Exercise brief - Show only lines that include "JSON".

## begin Material shown

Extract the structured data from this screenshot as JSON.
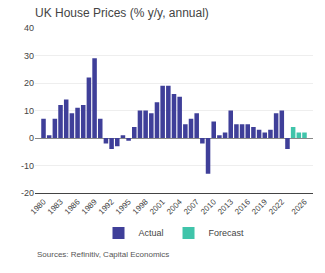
{
  "chart_data": {
    "type": "bar",
    "title": "UK House Prices (% y/y, annual)",
    "series": [
      {
        "name": "Actual",
        "color": "#3f3f99",
        "x": [
          1980,
          1981,
          1982,
          1983,
          1984,
          1985,
          1986,
          1987,
          1988,
          1989,
          1990,
          1991,
          1992,
          1993,
          1994,
          1995,
          1996,
          1997,
          1998,
          1999,
          2000,
          2001,
          2002,
          2003,
          2004,
          2005,
          2006,
          2007,
          2008,
          2009,
          2010,
          2011,
          2012,
          2013,
          2014,
          2015,
          2016,
          2017,
          2018,
          2019,
          2020,
          2021,
          2022,
          2023
        ],
        "values": [
          7,
          1,
          7,
          12,
          14,
          9,
          11,
          12,
          22,
          29,
          7,
          -2,
          -4,
          -3,
          1,
          -1,
          4,
          10,
          10,
          9,
          13,
          19,
          19,
          16,
          15,
          5,
          7,
          9,
          -2,
          -13,
          6,
          1,
          2,
          10,
          5,
          5,
          5,
          4,
          3,
          2,
          3,
          9,
          10,
          -4
        ]
      },
      {
        "name": "Forecast",
        "color": "#40c4aa",
        "x": [
          2024,
          2025,
          2026
        ],
        "values": [
          4,
          2,
          2
        ]
      }
    ],
    "xlim": [
      1978.5,
      2027.5
    ],
    "xticks": [
      1980,
      1983,
      1986,
      1989,
      1992,
      1995,
      1998,
      2001,
      2004,
      2007,
      2010,
      2013,
      2016,
      2019,
      2022,
      2026
    ],
    "ylim": [
      -20,
      40
    ],
    "yticks": [
      -20,
      -10,
      0,
      10,
      20,
      30,
      40
    ],
    "grid": true,
    "legend": "bottom",
    "annotations": [
      "Sources: Refinitiv, Capital Economics"
    ]
  }
}
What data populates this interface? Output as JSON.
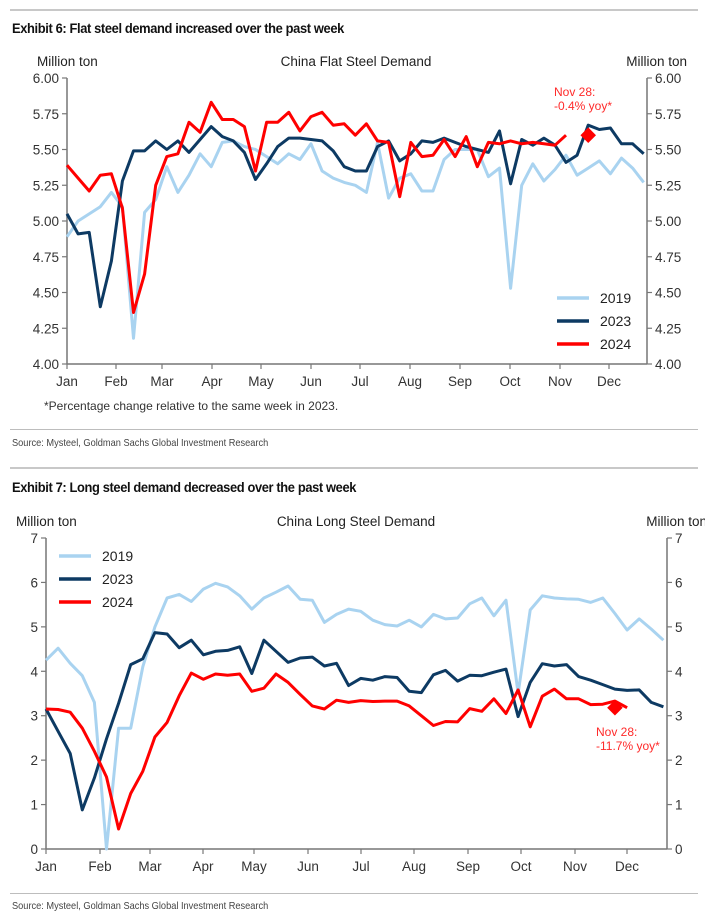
{
  "exhibits": [
    {
      "title": "Exhibit 6: Flat steel demand increased over the past week",
      "source": "Source: Mysteel, Goldman Sachs Global Investment Research",
      "footnote": "*Percentage change relative to the same week in 2023."
    },
    {
      "title": "Exhibit 7: Long steel demand decreased over the past week",
      "source": "Source: Mysteel, Goldman Sachs Global Investment Research"
    }
  ],
  "colors": {
    "2019": "#a9d3f0",
    "2023": "#0d3a63",
    "2024": "#ff0000",
    "axis": "#777777",
    "annotation": "#ff2a2a"
  },
  "chart_data": [
    {
      "type": "line",
      "title": "China Flat Steel Demand",
      "ylabel_left": "Million ton",
      "ylabel_right": "Million ton",
      "x_unit": "week of year",
      "x_tick_labels": [
        "Jan",
        "Feb",
        "Mar",
        "Apr",
        "May",
        "Jun",
        "Jul",
        "Aug",
        "Sep",
        "Oct",
        "Nov",
        "Dec"
      ],
      "ylim": [
        4.0,
        6.0
      ],
      "yticks": [
        "4.00",
        "4.25",
        "4.50",
        "4.75",
        "5.00",
        "5.25",
        "5.50",
        "5.75",
        "6.00"
      ],
      "legend_position": "bottom-right",
      "grid": false,
      "series": [
        {
          "name": "2019",
          "values": [
            4.89,
            5.0,
            5.05,
            5.1,
            5.2,
            5.1,
            4.18,
            5.06,
            5.15,
            5.38,
            5.2,
            5.32,
            5.47,
            5.38,
            5.55,
            5.56,
            5.52,
            5.5,
            5.45,
            5.4,
            5.47,
            5.43,
            5.54,
            5.35,
            5.3,
            5.27,
            5.25,
            5.2,
            5.55,
            5.16,
            5.3,
            5.33,
            5.21,
            5.21,
            5.43,
            5.5,
            5.5,
            5.5,
            5.31,
            5.37,
            4.53,
            5.25,
            5.4,
            5.28,
            5.36,
            5.46,
            5.32,
            5.37,
            5.42,
            5.33,
            5.44,
            5.37,
            5.27
          ]
        },
        {
          "name": "2023",
          "values": [
            5.05,
            4.91,
            4.92,
            4.4,
            4.72,
            5.28,
            5.49,
            5.49,
            5.56,
            5.5,
            5.56,
            5.48,
            5.57,
            5.66,
            5.59,
            5.56,
            5.48,
            5.29,
            5.4,
            5.52,
            5.58,
            5.58,
            5.57,
            5.56,
            5.49,
            5.38,
            5.35,
            5.35,
            5.52,
            5.56,
            5.42,
            5.47,
            5.56,
            5.55,
            5.58,
            5.55,
            5.52,
            5.5,
            5.48,
            5.63,
            5.26,
            5.57,
            5.53,
            5.58,
            5.53,
            5.41,
            5.46,
            5.67,
            5.64,
            5.65,
            5.54,
            5.54,
            5.47
          ]
        },
        {
          "name": "2024",
          "values": [
            5.39,
            5.3,
            5.21,
            5.32,
            5.33,
            5.09,
            4.36,
            4.63,
            5.25,
            5.45,
            5.47,
            5.69,
            5.62,
            5.83,
            5.71,
            5.71,
            5.66,
            5.35,
            5.69,
            5.69,
            5.76,
            5.63,
            5.73,
            5.76,
            5.67,
            5.68,
            5.6,
            5.68,
            5.56,
            5.55,
            5.17,
            5.55,
            5.45,
            5.46,
            5.57,
            5.45,
            5.59,
            5.38,
            5.55,
            5.54,
            5.56,
            5.54,
            5.55,
            5.54,
            5.53,
            5.6
          ]
        }
      ],
      "annotation": {
        "label_line1": "Nov 28:",
        "label_line2": "-0.4% yoy*",
        "week": 47,
        "value": 5.6
      }
    },
    {
      "type": "line",
      "title": "China Long Steel Demand",
      "ylabel_left": "Million ton",
      "ylabel_right": "Million ton",
      "x_unit": "week of year",
      "x_tick_labels": [
        "Jan",
        "Feb",
        "Mar",
        "Apr",
        "May",
        "Jun",
        "Jul",
        "Aug",
        "Sep",
        "Oct",
        "Nov",
        "Dec"
      ],
      "ylim": [
        0,
        7
      ],
      "yticks": [
        "0",
        "1",
        "2",
        "3",
        "4",
        "5",
        "6",
        "7"
      ],
      "legend_position": "top-left",
      "grid": false,
      "series": [
        {
          "name": "2019",
          "values": [
            4.25,
            4.52,
            4.18,
            3.9,
            3.3,
            0.0,
            2.72,
            2.72,
            4.1,
            5.0,
            5.65,
            5.73,
            5.57,
            5.85,
            5.98,
            5.9,
            5.7,
            5.4,
            5.65,
            5.78,
            5.92,
            5.62,
            5.6,
            5.1,
            5.28,
            5.4,
            5.35,
            5.15,
            5.05,
            5.02,
            5.15,
            5.0,
            5.28,
            5.18,
            5.2,
            5.52,
            5.65,
            5.25,
            5.6,
            3.5,
            5.38,
            5.7,
            5.65,
            5.63,
            5.62,
            5.55,
            5.65,
            5.3,
            4.93,
            5.18,
            4.95,
            4.7
          ]
        },
        {
          "name": "2023",
          "values": [
            3.15,
            2.65,
            2.15,
            0.88,
            1.6,
            2.48,
            3.28,
            4.15,
            4.28,
            4.87,
            4.84,
            4.53,
            4.7,
            4.37,
            4.45,
            4.47,
            4.55,
            3.95,
            4.7,
            4.45,
            4.2,
            4.3,
            4.32,
            4.12,
            4.18,
            3.68,
            3.84,
            3.8,
            3.88,
            3.86,
            3.55,
            3.52,
            3.92,
            4.02,
            3.78,
            3.91,
            3.9,
            3.98,
            4.05,
            2.98,
            3.75,
            4.17,
            4.12,
            4.15,
            3.88,
            3.8,
            3.7,
            3.6,
            3.57,
            3.58,
            3.3,
            3.2
          ]
        },
        {
          "name": "2024",
          "values": [
            3.15,
            3.14,
            3.08,
            2.72,
            2.2,
            1.62,
            0.45,
            1.25,
            1.75,
            2.52,
            2.85,
            3.45,
            3.96,
            3.82,
            3.94,
            3.91,
            3.94,
            3.55,
            3.62,
            3.94,
            3.75,
            3.48,
            3.22,
            3.15,
            3.35,
            3.3,
            3.34,
            3.32,
            3.33,
            3.33,
            3.22,
            3.0,
            2.78,
            2.87,
            2.86,
            3.16,
            3.1,
            3.38,
            3.05,
            3.58,
            2.75,
            3.44,
            3.6,
            3.38,
            3.38,
            3.25,
            3.26,
            3.33,
            3.18
          ]
        }
      ],
      "annotation": {
        "label_line1": "Nov 28:",
        "label_line2": "-11.7% yoy*",
        "week": 47,
        "value": 3.18
      }
    }
  ]
}
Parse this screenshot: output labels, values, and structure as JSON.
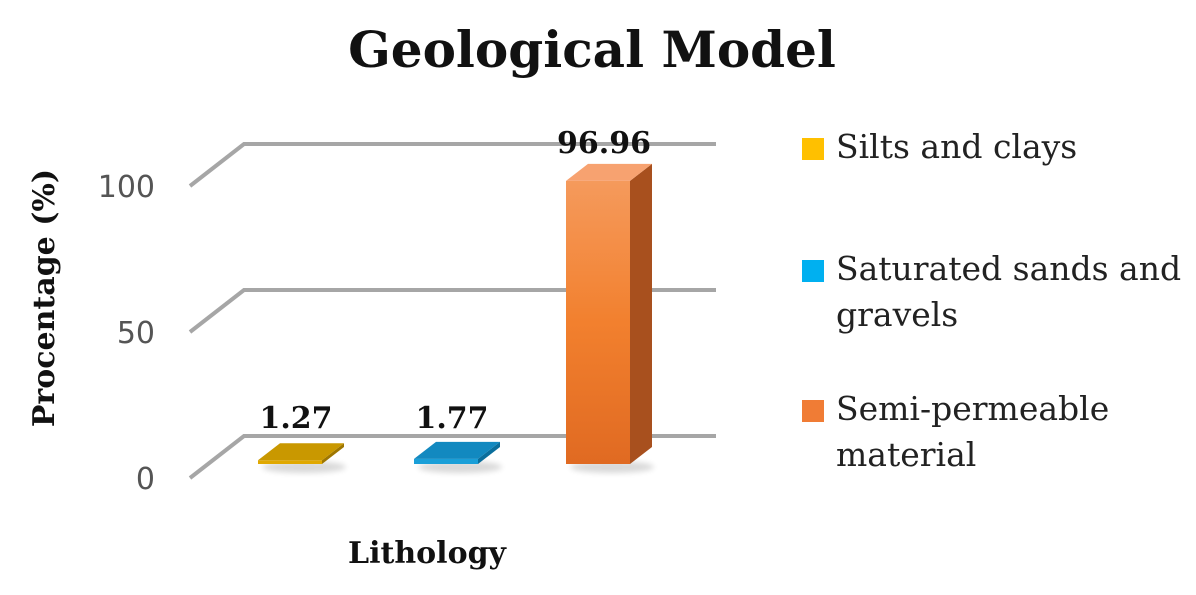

## end Material shown

Answer to this problem -
Extract the structured data from this screenshot as JSON.
What data populates this interface? Output as JSON.
Parse this screenshot: output labels, values, and structure as JSON.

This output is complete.